Collected data entries:
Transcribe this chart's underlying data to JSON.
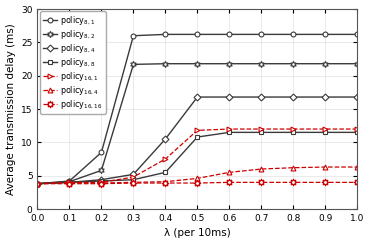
{
  "title": "",
  "xlabel": "λ (per 10ms)",
  "ylabel": "Average transmission delay (ms)",
  "xlim": [
    0,
    1.0
  ],
  "ylim": [
    0,
    30
  ],
  "yticks": [
    0,
    5,
    10,
    15,
    20,
    25,
    30
  ],
  "xticks": [
    0,
    0.1,
    0.2,
    0.3,
    0.4,
    0.5,
    0.6,
    0.7,
    0.8,
    0.9,
    1.0
  ],
  "lambda": [
    0,
    0.1,
    0.2,
    0.3,
    0.4,
    0.5,
    0.6,
    0.7,
    0.8,
    0.9,
    1.0
  ],
  "policy_8_1": [
    3.8,
    4.2,
    8.5,
    26.0,
    26.2,
    26.2,
    26.2,
    26.2,
    26.2,
    26.2,
    26.2
  ],
  "policy_8_2": [
    3.8,
    4.1,
    5.8,
    21.7,
    21.8,
    21.8,
    21.8,
    21.8,
    21.8,
    21.8,
    21.8
  ],
  "policy_8_4": [
    3.8,
    4.0,
    4.4,
    5.2,
    10.5,
    16.8,
    16.8,
    16.8,
    16.8,
    16.8,
    16.8
  ],
  "policy_8_8": [
    3.8,
    4.0,
    4.2,
    4.4,
    5.5,
    10.8,
    11.5,
    11.5,
    11.5,
    11.5,
    11.5
  ],
  "policy_16_1": [
    3.8,
    4.0,
    4.0,
    4.8,
    7.5,
    11.8,
    12.0,
    12.0,
    12.0,
    12.0,
    12.0
  ],
  "policy_16_4": [
    3.8,
    3.9,
    3.9,
    4.0,
    4.1,
    4.6,
    5.5,
    6.0,
    6.2,
    6.3,
    6.3
  ],
  "policy_16_16": [
    3.8,
    3.8,
    3.8,
    3.9,
    3.9,
    3.9,
    4.0,
    4.0,
    4.0,
    4.0,
    4.0
  ],
  "color_black": "#3a3a3a",
  "color_red": "#cc0000",
  "legend_fontsize": 5.8,
  "tick_fontsize": 6.5,
  "label_fontsize": 7.5
}
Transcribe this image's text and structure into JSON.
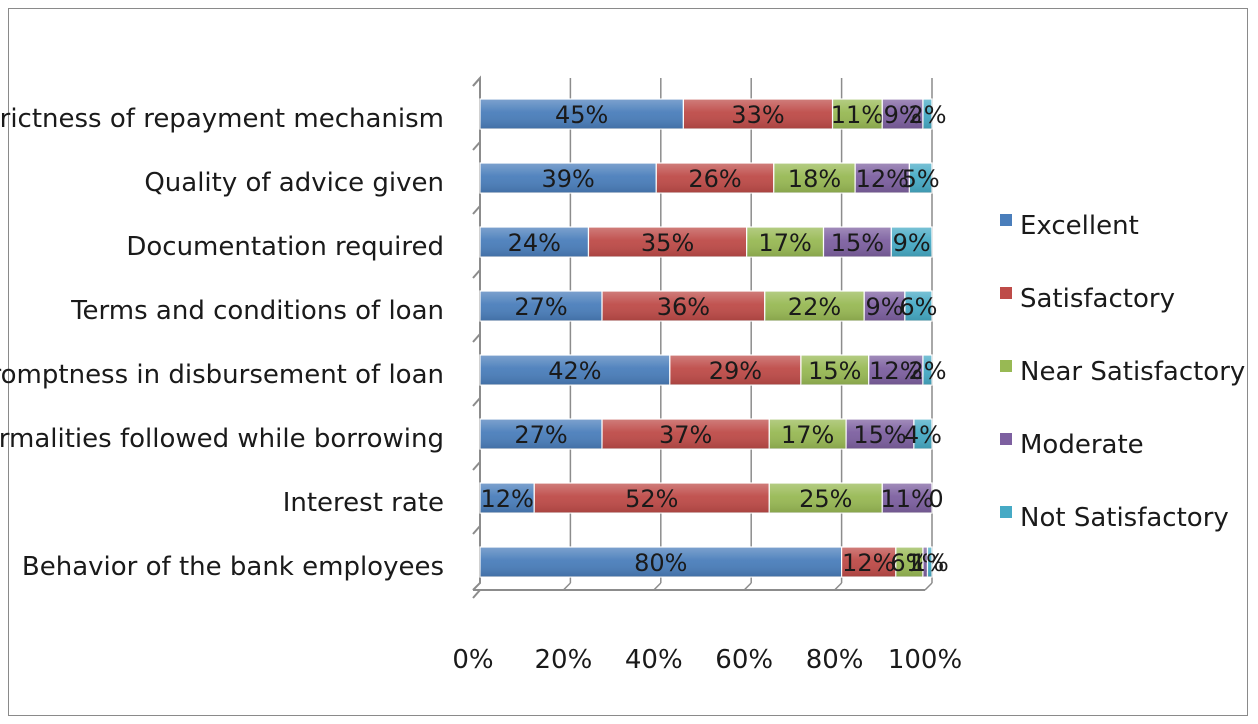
{
  "chart_data": {
    "type": "bar",
    "orientation": "horizontal",
    "stacked": "percent",
    "title": "",
    "xlabel": "",
    "ylabel": "",
    "categories": [
      "Strictness of repayment mechanism",
      "Quality of advice given",
      "Documentation required",
      "Terms and conditions of loan",
      "Promptness in disbursement  of loan",
      "Formalities followed while borrowing",
      "Interest rate",
      "Behavior of the bank employees"
    ],
    "series": [
      {
        "name": "Excellent",
        "color": "#4a7ebb",
        "values": [
          45,
          39,
          24,
          27,
          42,
          27,
          12,
          80
        ],
        "labels": [
          "45%",
          "39%",
          "24%",
          "27%",
          "42%",
          "27%",
          "12%",
          "80%"
        ]
      },
      {
        "name": "Satisfactory",
        "color": "#be4b48",
        "values": [
          33,
          26,
          35,
          36,
          29,
          37,
          52,
          12
        ],
        "labels": [
          "33%",
          "26%",
          "35%",
          "36%",
          "29%",
          "37%",
          "52%",
          "12%"
        ]
      },
      {
        "name": "Near Satisfactory",
        "color": "#98b954",
        "values": [
          11,
          18,
          17,
          22,
          15,
          17,
          25,
          6
        ],
        "labels": [
          "11%",
          "18%",
          "17%",
          "22%",
          "15%",
          "17%",
          "25%",
          "6%"
        ]
      },
      {
        "name": "Moderate",
        "color": "#7d60a0",
        "values": [
          9,
          12,
          15,
          9,
          12,
          15,
          11,
          1
        ],
        "labels": [
          "9%",
          "12%",
          "15%",
          "9%",
          "12%",
          "15%",
          "11%",
          "1%"
        ]
      },
      {
        "name": "Not Satisfactory",
        "color": "#46aac5",
        "values": [
          2,
          5,
          9,
          6,
          2,
          4,
          0,
          1
        ],
        "labels": [
          "2%",
          "5%",
          "9%",
          "6%",
          "2%",
          "4%",
          "0",
          "1%"
        ]
      }
    ],
    "xticks": [
      "0%",
      "20%",
      "40%",
      "60%",
      "80%",
      "100%"
    ],
    "xlim": [
      0,
      100
    ],
    "grid": true,
    "legend": "right"
  }
}
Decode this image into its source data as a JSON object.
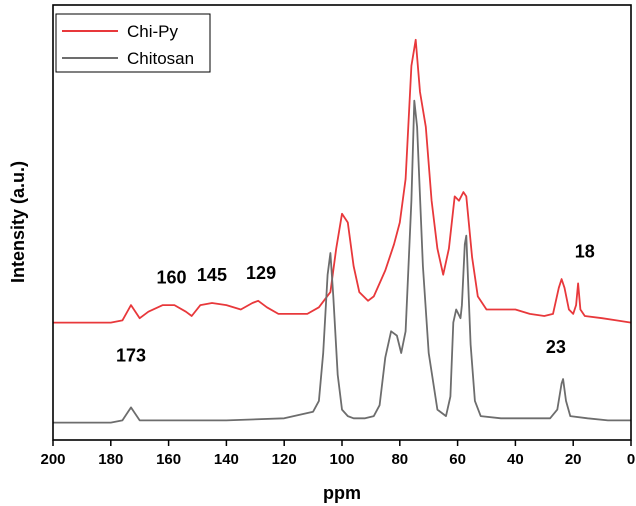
{
  "chart_data": {
    "type": "line",
    "xlabel": "ppm",
    "ylabel": "Intensity (a.u.)",
    "xlim": [
      200,
      0
    ],
    "x_reversed": true,
    "x_ticks": [
      "200",
      "180",
      "160",
      "140",
      "120",
      "100",
      "80",
      "60",
      "40",
      "20",
      "0"
    ],
    "y_ticks_shown": false,
    "grid": false,
    "legend_position": "top-left",
    "series": [
      {
        "name": "Chi-Py",
        "color": "#e8383b",
        "points": [
          [
            200,
            0.27
          ],
          [
            180,
            0.27
          ],
          [
            176,
            0.275
          ],
          [
            173,
            0.31
          ],
          [
            170,
            0.28
          ],
          [
            167,
            0.295
          ],
          [
            162,
            0.31
          ],
          [
            158,
            0.31
          ],
          [
            154,
            0.295
          ],
          [
            152,
            0.285
          ],
          [
            149,
            0.31
          ],
          [
            145,
            0.315
          ],
          [
            140,
            0.31
          ],
          [
            135,
            0.3
          ],
          [
            131,
            0.315
          ],
          [
            129,
            0.32
          ],
          [
            126,
            0.305
          ],
          [
            122,
            0.29
          ],
          [
            117,
            0.29
          ],
          [
            112,
            0.29
          ],
          [
            108,
            0.305
          ],
          [
            104,
            0.34
          ],
          [
            102,
            0.44
          ],
          [
            100,
            0.52
          ],
          [
            98,
            0.5
          ],
          [
            96,
            0.4
          ],
          [
            94,
            0.34
          ],
          [
            91,
            0.32
          ],
          [
            89,
            0.33
          ],
          [
            85,
            0.39
          ],
          [
            82,
            0.45
          ],
          [
            80,
            0.5
          ],
          [
            78,
            0.6
          ],
          [
            76,
            0.86
          ],
          [
            74.5,
            0.92
          ],
          [
            73,
            0.8
          ],
          [
            71,
            0.72
          ],
          [
            69,
            0.55
          ],
          [
            67,
            0.44
          ],
          [
            65,
            0.38
          ],
          [
            63,
            0.44
          ],
          [
            61,
            0.56
          ],
          [
            59.5,
            0.55
          ],
          [
            58,
            0.57
          ],
          [
            57,
            0.56
          ],
          [
            55,
            0.42
          ],
          [
            53,
            0.33
          ],
          [
            50,
            0.3
          ],
          [
            45,
            0.3
          ],
          [
            40,
            0.3
          ],
          [
            35,
            0.29
          ],
          [
            30,
            0.285
          ],
          [
            27,
            0.29
          ],
          [
            25,
            0.35
          ],
          [
            24,
            0.37
          ],
          [
            23,
            0.35
          ],
          [
            21.5,
            0.3
          ],
          [
            20,
            0.29
          ],
          [
            19,
            0.31
          ],
          [
            18.3,
            0.36
          ],
          [
            17.5,
            0.3
          ],
          [
            16,
            0.285
          ],
          [
            10,
            0.28
          ],
          [
            5,
            0.275
          ],
          [
            0,
            0.27
          ]
        ]
      },
      {
        "name": "Chitosan",
        "color": "#6d6d6d",
        "points": [
          [
            200,
            0.04
          ],
          [
            180,
            0.04
          ],
          [
            176,
            0.045
          ],
          [
            174,
            0.065
          ],
          [
            173,
            0.075
          ],
          [
            172,
            0.065
          ],
          [
            170,
            0.045
          ],
          [
            160,
            0.045
          ],
          [
            140,
            0.045
          ],
          [
            120,
            0.05
          ],
          [
            110,
            0.065
          ],
          [
            108,
            0.09
          ],
          [
            106.5,
            0.2
          ],
          [
            105,
            0.38
          ],
          [
            104,
            0.43
          ],
          [
            103,
            0.33
          ],
          [
            101.5,
            0.15
          ],
          [
            100,
            0.07
          ],
          [
            98,
            0.055
          ],
          [
            96,
            0.05
          ],
          [
            92,
            0.05
          ],
          [
            89,
            0.055
          ],
          [
            87,
            0.08
          ],
          [
            85,
            0.19
          ],
          [
            83,
            0.25
          ],
          [
            81,
            0.24
          ],
          [
            79.5,
            0.2
          ],
          [
            78,
            0.25
          ],
          [
            76,
            0.55
          ],
          [
            75,
            0.78
          ],
          [
            74,
            0.72
          ],
          [
            72,
            0.4
          ],
          [
            70,
            0.2
          ],
          [
            67,
            0.07
          ],
          [
            64,
            0.055
          ],
          [
            62.5,
            0.1
          ],
          [
            61.5,
            0.27
          ],
          [
            60.5,
            0.3
          ],
          [
            59,
            0.28
          ],
          [
            58.5,
            0.31
          ],
          [
            57.5,
            0.45
          ],
          [
            57,
            0.47
          ],
          [
            55.5,
            0.22
          ],
          [
            54,
            0.09
          ],
          [
            52,
            0.055
          ],
          [
            45,
            0.05
          ],
          [
            35,
            0.05
          ],
          [
            28,
            0.05
          ],
          [
            25.5,
            0.07
          ],
          [
            24,
            0.13
          ],
          [
            23.5,
            0.14
          ],
          [
            22.5,
            0.09
          ],
          [
            21,
            0.055
          ],
          [
            15,
            0.05
          ],
          [
            8,
            0.045
          ],
          [
            0,
            0.045
          ]
        ]
      }
    ],
    "annotations": [
      {
        "text": "173",
        "x": 173,
        "y": 0.18
      },
      {
        "text": "160",
        "x": 159,
        "y": 0.36
      },
      {
        "text": "145",
        "x": 145,
        "y": 0.365
      },
      {
        "text": "129",
        "x": 128,
        "y": 0.37
      },
      {
        "text": "23",
        "x": 26,
        "y": 0.2
      },
      {
        "text": "18",
        "x": 16,
        "y": 0.42
      }
    ]
  }
}
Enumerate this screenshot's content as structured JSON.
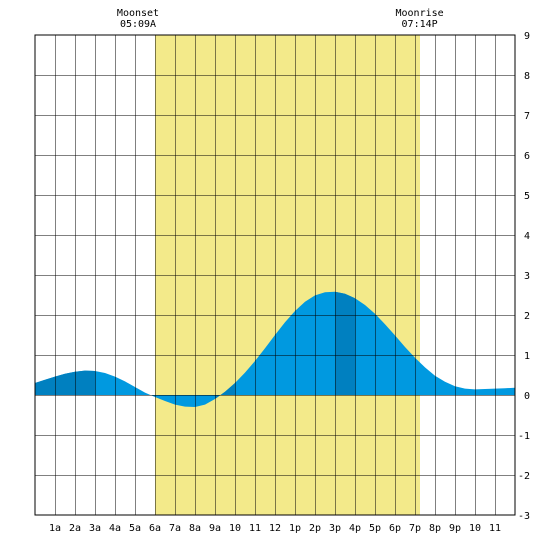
{
  "chart_data": {
    "type": "area",
    "title": "",
    "xlabel": "",
    "ylabel": "",
    "xlim": [
      0,
      24
    ],
    "ylim": [
      -3,
      9
    ],
    "grid": true,
    "x_tick_labels": [
      "1a",
      "2a",
      "3a",
      "4a",
      "5a",
      "6a",
      "7a",
      "8a",
      "9a",
      "10",
      "11",
      "12",
      "1p",
      "2p",
      "3p",
      "4p",
      "5p",
      "6p",
      "7p",
      "8p",
      "9p",
      "10",
      "11"
    ],
    "y_ticks": [
      9,
      8,
      7,
      6,
      5,
      4,
      3,
      2,
      1,
      0,
      -1,
      -2,
      -3
    ],
    "series": [
      {
        "x": [
          0,
          0.5,
          1,
          1.5,
          2,
          2.5,
          3,
          3.5,
          4,
          4.5,
          5,
          5.5,
          6,
          6.5,
          7,
          7.5,
          8,
          8.5,
          9,
          9.5,
          10,
          10.5,
          11,
          11.5,
          12,
          12.5,
          13,
          13.5,
          14,
          14.5,
          15,
          15.5,
          16,
          16.5,
          17,
          17.5,
          18,
          18.5,
          19,
          19.5,
          20,
          20.5,
          21,
          21.5,
          22,
          22.5,
          23,
          23.5,
          24
        ],
        "y": [
          0.3,
          0.38,
          0.46,
          0.53,
          0.58,
          0.61,
          0.6,
          0.55,
          0.46,
          0.34,
          0.2,
          0.06,
          -0.05,
          -0.15,
          -0.24,
          -0.29,
          -0.3,
          -0.24,
          -0.1,
          0.08,
          0.3,
          0.56,
          0.85,
          1.17,
          1.5,
          1.82,
          2.1,
          2.33,
          2.49,
          2.57,
          2.58,
          2.53,
          2.42,
          2.25,
          2.03,
          1.77,
          1.49,
          1.2,
          0.93,
          0.69,
          0.48,
          0.33,
          0.22,
          0.16,
          0.14,
          0.15,
          0.16,
          0.17,
          0.18
        ]
      }
    ],
    "shaded_bands": [
      [
        0,
        3
      ],
      [
        9,
        10
      ],
      [
        15,
        16
      ]
    ],
    "daylight": [
      6,
      19.25
    ],
    "moon_events": [
      {
        "label": "Moonset",
        "time": "05:09A",
        "hour": 5.15
      },
      {
        "label": "Moonrise",
        "time": "07:14P",
        "hour": 19.23
      }
    ],
    "colors": {
      "daylight": "#f3ea8a",
      "area": "#0099e0",
      "area_dark": "#0080c0",
      "grid": "#000000"
    }
  }
}
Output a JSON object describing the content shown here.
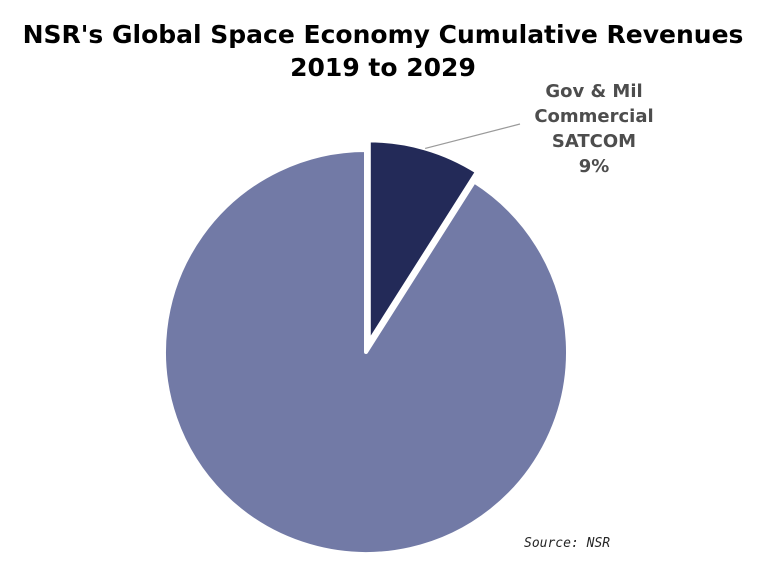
{
  "chart_data": {
    "type": "pie",
    "title_line1": "NSR's Global Space Economy Cumulative Revenues",
    "title_line2": "2019 to 2029",
    "slices": [
      {
        "label_lines": [
          "Gov & Mil",
          "Commercial",
          "SATCOM",
          "9%"
        ],
        "value": 9,
        "color": "#232a58",
        "exploded": true
      },
      {
        "label_lines": [],
        "value": 91,
        "color": "#727aa6",
        "exploded": false
      }
    ],
    "legend": "none"
  },
  "source": "Source: NSR"
}
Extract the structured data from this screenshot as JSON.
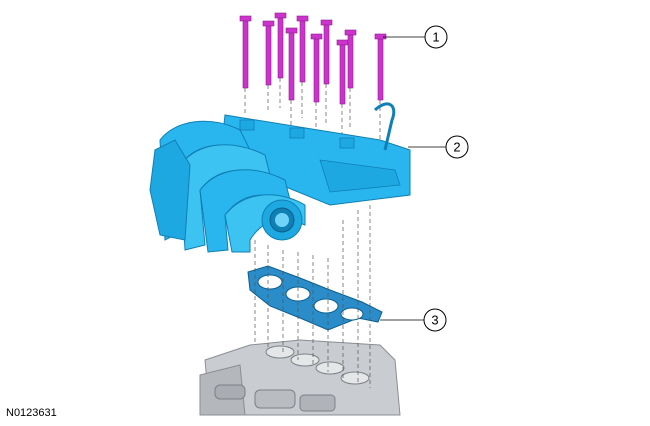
{
  "figure": {
    "id_label": "N0123631"
  },
  "callouts": [
    {
      "number": "1",
      "part": "bolt"
    },
    {
      "number": "2",
      "part": "intake-manifold"
    },
    {
      "number": "3",
      "part": "gasket"
    }
  ],
  "colors": {
    "bolt": "#cc33cc",
    "manifold": "#29b6ee",
    "manifold_dark": "#0f7fb5",
    "gasket": "#2a8cc8",
    "engine_block": "#c9ccd0",
    "guide_line": "#555555"
  }
}
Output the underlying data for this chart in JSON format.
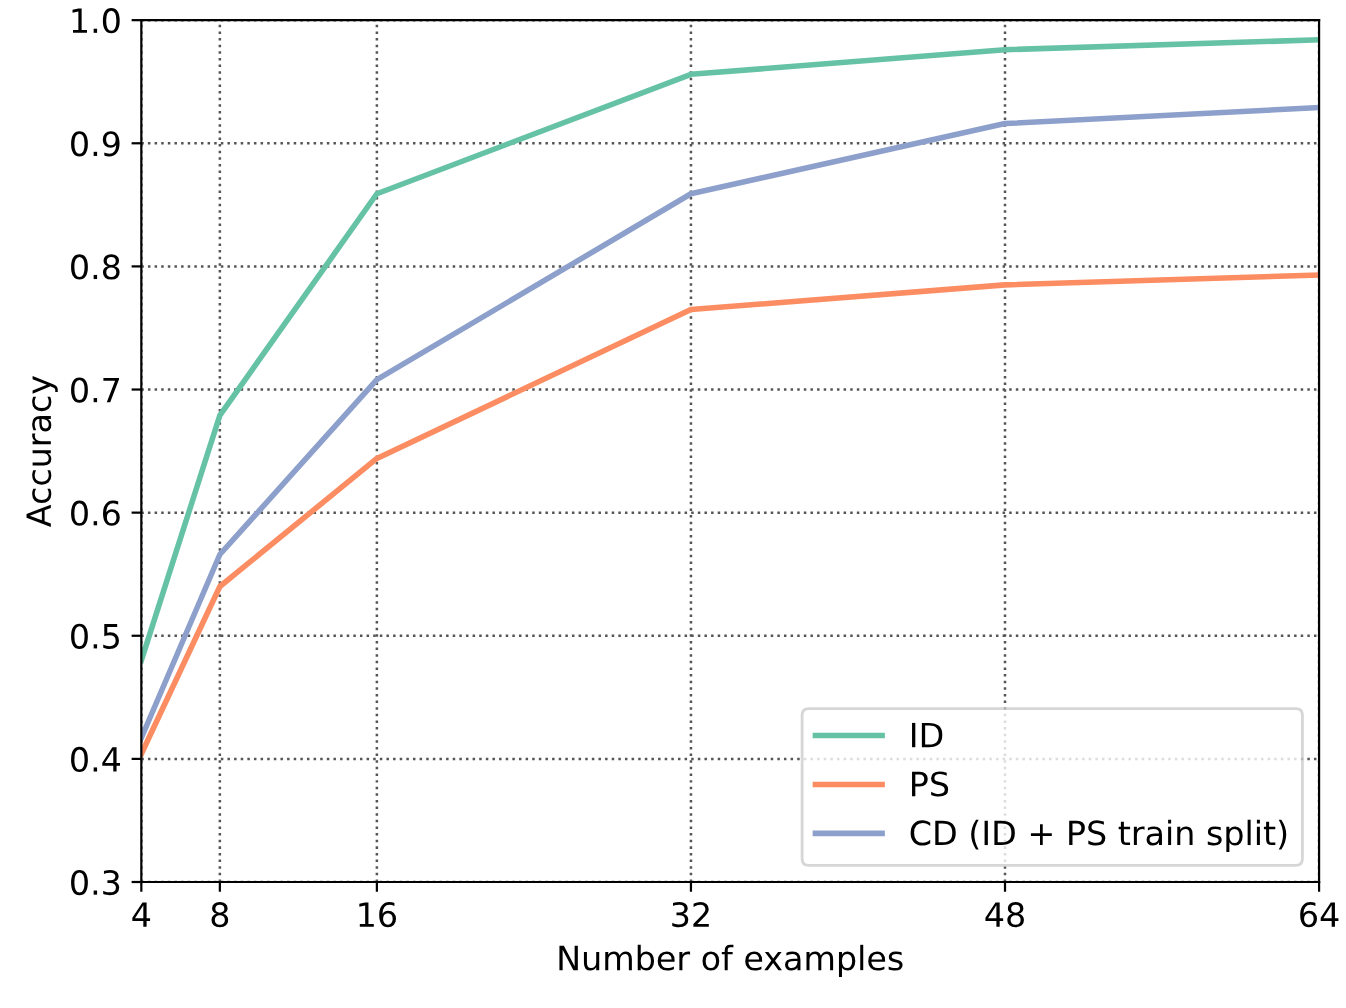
{
  "chart_data": {
    "type": "line",
    "xlabel": "Number of examples",
    "ylabel": "Accuracy",
    "x": [
      4,
      8,
      16,
      32,
      48,
      64
    ],
    "series": [
      {
        "name": "ID",
        "color": "#66c2a5",
        "values": [
          0.48,
          0.679,
          0.859,
          0.956,
          0.976,
          0.984
        ]
      },
      {
        "name": "PS",
        "color": "#fc8d62",
        "values": [
          0.404,
          0.54,
          0.644,
          0.765,
          0.785,
          0.793
        ]
      },
      {
        "name": "CD (ID + PS train split)",
        "color": "#8da0cb",
        "values": [
          0.417,
          0.566,
          0.708,
          0.859,
          0.916,
          0.929
        ]
      }
    ],
    "xlim": [
      4,
      64
    ],
    "xticks": [
      4,
      8,
      16,
      32,
      48,
      64
    ],
    "ylim": [
      0.3,
      1.0
    ],
    "yticks": [
      {
        "value": 0.3,
        "label": "0.3"
      },
      {
        "value": 0.4,
        "label": "0.4"
      },
      {
        "value": 0.5,
        "label": "0.5"
      },
      {
        "value": 0.6,
        "label": "0.6"
      },
      {
        "value": 0.7,
        "label": "0.7"
      },
      {
        "value": 0.8,
        "label": "0.8"
      },
      {
        "value": 0.9,
        "label": "0.9"
      },
      {
        "value": 1.0,
        "label": "1.0"
      }
    ],
    "grid": true,
    "legend": "lower right",
    "marker": "none",
    "line_style": "solid"
  }
}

TASK REQUIREMENTS: The lines to collect are those holding the string "content"; copy them all.

WRITTEN ANSWER:
Enumerate this screenshot's content as structured JSON.
Output a JSON object describing the content shown here.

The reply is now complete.